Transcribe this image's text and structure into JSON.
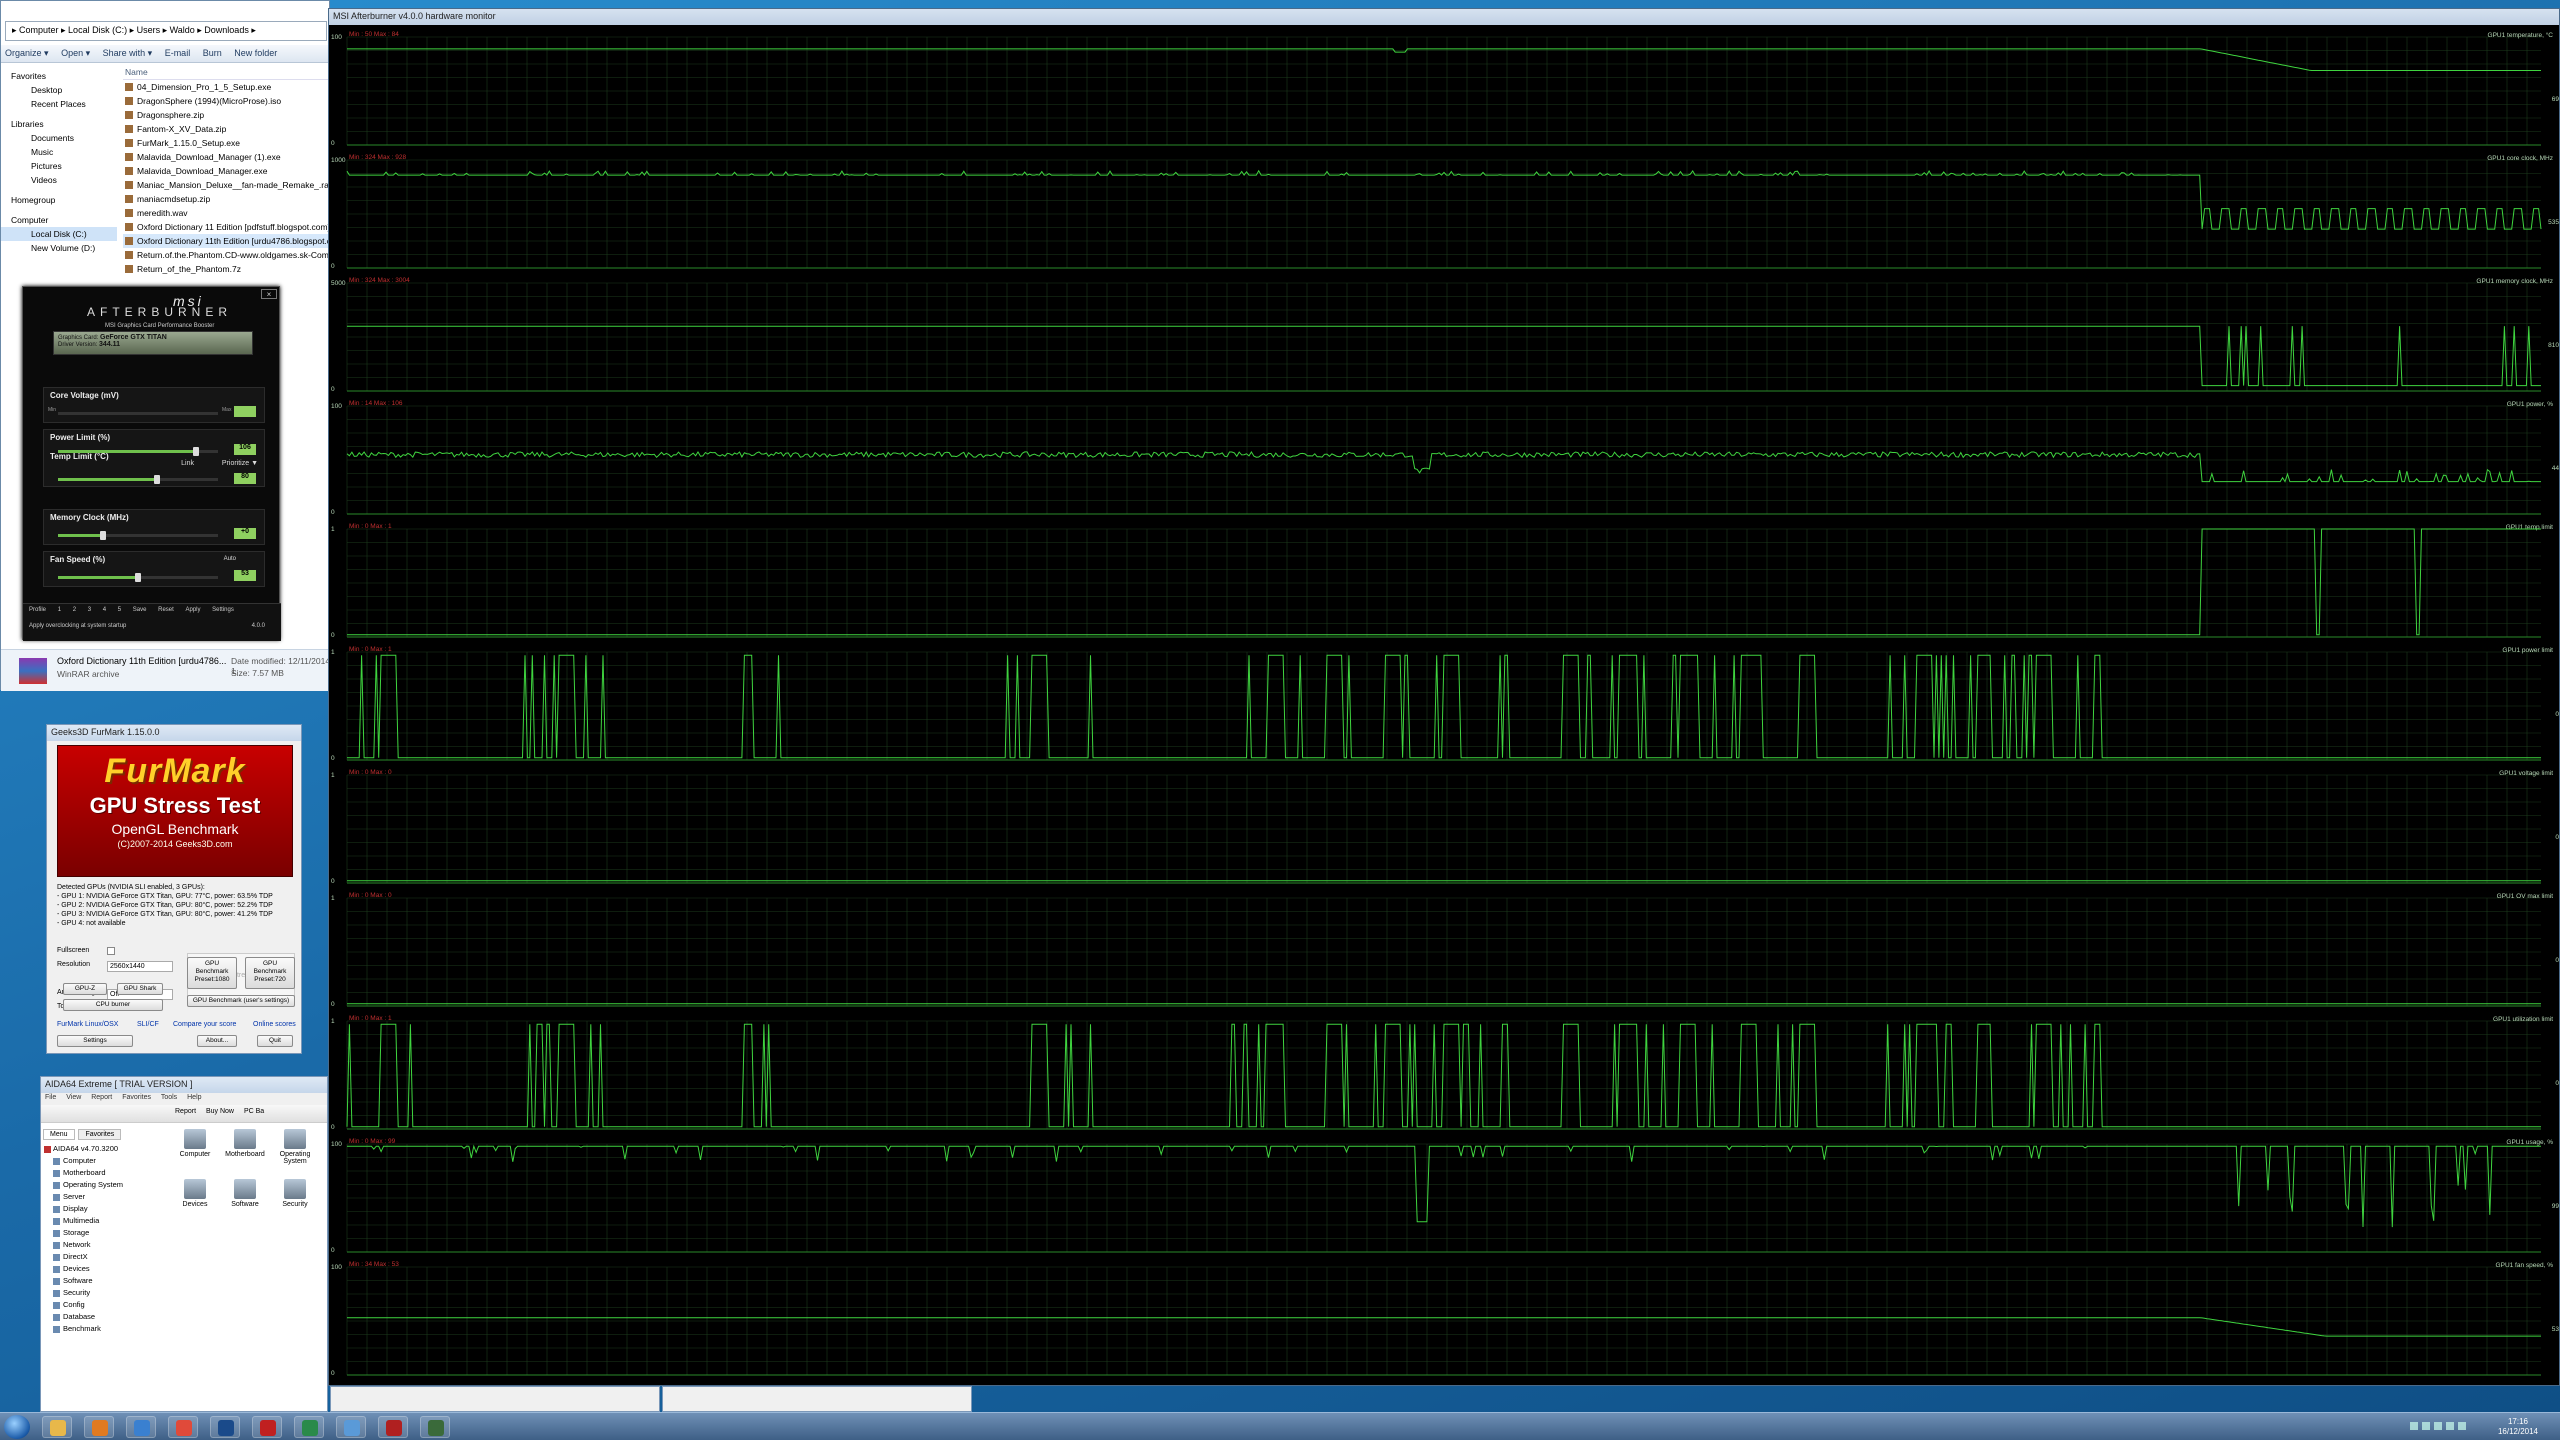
{
  "explorer": {
    "address": "▸ Computer ▸ Local Disk (C:) ▸ Users ▸ Waldo ▸ Downloads ▸",
    "toolbar": [
      "Organize ▾",
      "Open ▾",
      "Share with ▾",
      "E-mail",
      "Burn",
      "New folder"
    ],
    "nav": {
      "favorites": "Favorites",
      "favorites_items": [
        "Desktop",
        "Recent Places"
      ],
      "libraries": "Libraries",
      "libraries_items": [
        "Documents",
        "Music",
        "Pictures",
        "Videos"
      ],
      "homegroup": "Homegroup",
      "computer": "Computer",
      "computer_items": [
        "Local Disk (C:)",
        "New Volume (D:)"
      ]
    },
    "files_header": "Name",
    "files": [
      "04_Dimension_Pro_1_5_Setup.exe",
      "DragonSphere (1994)(MicroProse).iso",
      "Dragonsphere.zip",
      "Fantom-X_XV_Data.zip",
      "FurMark_1.15.0_Setup.exe",
      "Malavida_Download_Manager (1).exe",
      "Malavida_Download_Manager.exe",
      "Maniac_Mansion_Deluxe__fan-made_Remake_.rar",
      "maniacmdsetup.zip",
      "meredith.wav",
      "Oxford Dictionary 11 Edition [pdfstuff.blogspot.com]",
      "Oxford Dictionary 11th Edition [urdu4786.blogspot.co",
      "Return.of.the.Phantom.CD-www.oldgames.sk-Compl",
      "Return_of_the_Phantom.7z"
    ],
    "details": {
      "name": "Oxford Dictionary 11th Edition [urdu4786...",
      "modified_label": "Date modified: 12/11/2014 1",
      "type": "WinRAR archive",
      "size": "Size: 7.57 MB"
    }
  },
  "afterburner": {
    "brand": "msi",
    "product": "AFTERBURNER",
    "tagline": "MSI Graphics Card Performance Booster",
    "graphics_card_label": "Graphics Card:",
    "graphics_card": "GeForce GTX TITAN",
    "driver_label": "Driver Version:",
    "driver": "344.11",
    "sections": [
      {
        "label": "Core Voltage (mV)",
        "value": "",
        "level": 0.0
      },
      {
        "label": "Power Limit (%)",
        "value": "106",
        "level": 0.86
      },
      {
        "label": "Temp Limit (°C)",
        "value": "80",
        "level": 0.62
      },
      {
        "label": "Memory Clock (MHz)",
        "value": "+0",
        "level": 0.28
      },
      {
        "label": "Fan Speed (%)",
        "value": "53",
        "level": 0.5
      }
    ],
    "min_label": "Min",
    "max_label": "Max",
    "link": "Link",
    "prioritize": "Prioritize ▼",
    "auto": "Auto",
    "profile": "Profile",
    "profile_slots": [
      "1",
      "2",
      "3",
      "4",
      "5"
    ],
    "save": "Save",
    "reset": "Reset",
    "apply": "Apply",
    "settings": "Settings",
    "startup": "Apply overclocking at system startup",
    "version": "4.0.0",
    "powered": "Powered by RivaTuner"
  },
  "furmark": {
    "title": "Geeks3D FurMark 1.15.0.0",
    "banner": {
      "name": "FurMark",
      "line1": "GPU Stress Test",
      "line2": "OpenGL Benchmark",
      "copyright": "(C)2007-2014 Geeks3D.com"
    },
    "info": [
      "Detected GPUs (NVIDIA SLI enabled, 3 GPUs):",
      "- GPU 1: NVIDIA GeForce GTX Titan, GPU: 77°C, power: 63.5% TDP",
      "- GPU 2: NVIDIA GeForce GTX Titan, GPU: 80°C, power: 52.2% TDP",
      "- GPU 3: NVIDIA GeForce GTX Titan, GPU: 80°C, power: 41.2% TDP",
      "- GPU 4: not available"
    ],
    "fullscreen": "Fullscreen",
    "resolution_label": "Resolution",
    "resolution": "2560x1440",
    "antialiasing_label": "Anti-aliasing",
    "antialiasing": "Off",
    "tools_label": "Tools",
    "gst_button": "GPU Stress Test",
    "gpuz": "GPU-Z",
    "gpushark": "GPU Shark",
    "cpuburner": "CPU burner",
    "bench1080": "GPU Benchmark Preset:1080",
    "bench720": "GPU Benchmark Preset:720",
    "bench_user": "GPU Benchmark (user's settings)",
    "link1": "FurMark Linux/OSX",
    "link2": "SLI/CF",
    "link3": "Compare your score",
    "link4": "Online scores",
    "settings": "Settings",
    "about": "About...",
    "quit": "Quit"
  },
  "aida": {
    "title": "AIDA64 Extreme  [ TRIAL VERSION ]",
    "menu": [
      "File",
      "View",
      "Report",
      "Favorites",
      "Tools",
      "Help"
    ],
    "toolbar": [
      "Report",
      "Buy Now",
      "PC Ba"
    ],
    "tabs": [
      "Menu",
      "Favorites"
    ],
    "root": "AIDA64 v4.70.3200",
    "tree": [
      "Computer",
      "Motherboard",
      "Operating System",
      "Server",
      "Display",
      "Multimedia",
      "Storage",
      "Network",
      "DirectX",
      "Devices",
      "Software",
      "Security",
      "Config",
      "Database",
      "Benchmark"
    ],
    "icons": [
      "Computer",
      "Motherboard",
      "Operating System",
      "Devices",
      "Software",
      "Security"
    ]
  },
  "monitor": {
    "title": "MSI Afterburner v4.0.0 hardware monitor",
    "graphs": [
      {
        "name": "GPU1 temperature, °C",
        "top": "100",
        "bottom": "0",
        "minmax": "Min : 50   Max : 84",
        "right_val": "69",
        "kind": "temp"
      },
      {
        "name": "GPU1 core clock, MHz",
        "top": "1000",
        "bottom": "0",
        "minmax": "Min : 324   Max : 928",
        "right_val": "535",
        "kind": "clock"
      },
      {
        "name": "GPU1 memory clock, MHz",
        "top": "5000",
        "bottom": "0",
        "minmax": "Min : 324   Max : 3004",
        "right_val": "810",
        "kind": "mem"
      },
      {
        "name": "GPU1 power, %",
        "top": "100",
        "bottom": "0",
        "minmax": "Min : 14   Max : 106",
        "right_val": "44",
        "kind": "power"
      },
      {
        "name": "GPU1 temp limit",
        "top": "1",
        "bottom": "0",
        "minmax": "Min : 0   Max : 1",
        "right_val": "",
        "kind": "templimit"
      },
      {
        "name": "GPU1 power limit",
        "top": "1",
        "bottom": "0",
        "minmax": "Min : 0   Max : 1",
        "right_val": "0",
        "kind": "powerlimit"
      },
      {
        "name": "GPU1 voltage limit",
        "top": "1",
        "bottom": "0",
        "minmax": "Min : 0   Max : 0",
        "right_val": "0",
        "kind": "flat"
      },
      {
        "name": "GPU1 OV max limit",
        "top": "1",
        "bottom": "0",
        "minmax": "Min : 0   Max : 0",
        "right_val": "0",
        "kind": "flat"
      },
      {
        "name": "GPU1 utilization limit",
        "top": "1",
        "bottom": "0",
        "minmax": "Min : 0   Max : 1",
        "right_val": "0",
        "kind": "powerlimit"
      },
      {
        "name": "GPU1 usage, %",
        "top": "100",
        "bottom": "0",
        "minmax": "Min : 0   Max : 99",
        "right_val": "99",
        "kind": "usage"
      },
      {
        "name": "GPU1 fan speed, %",
        "top": "100",
        "bottom": "0",
        "minmax": "Min : 34   Max : 53",
        "right_val": "53",
        "kind": "fan"
      }
    ],
    "colors": {
      "line": "#3fd43f",
      "grid": "#1c3a1c",
      "axis": "#2a8a2a",
      "text": "#b8d8b8",
      "minmax_label": "#c03030"
    }
  },
  "strips": [
    "",
    "",
    ""
  ],
  "taskbar": {
    "time": "17:16",
    "date": "16/12/2014",
    "apps": [
      "folder",
      "media",
      "explorer",
      "chrome",
      "photoshop",
      "aida64",
      "evga",
      "control",
      "afterburner",
      "monitor"
    ]
  }
}
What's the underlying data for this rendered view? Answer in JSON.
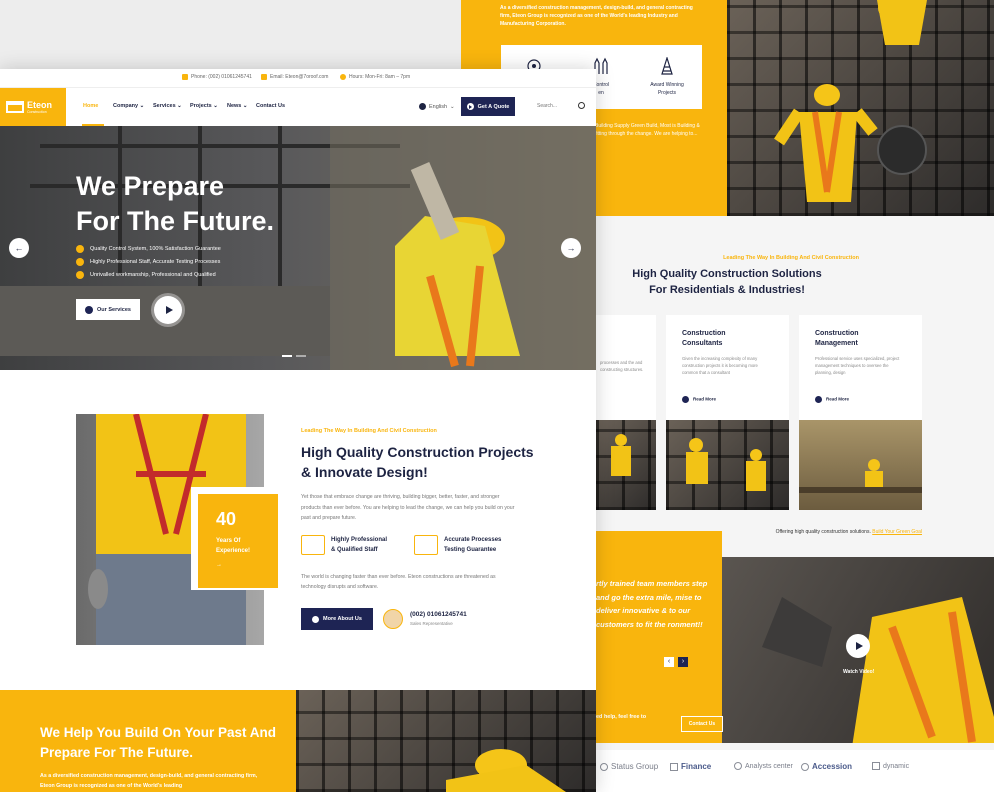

========

Where a line contains "Apply", copy that line.

#### Answer to this problem:
    "apply": "Apply",
    "startup": "Apply overclocking at system startup",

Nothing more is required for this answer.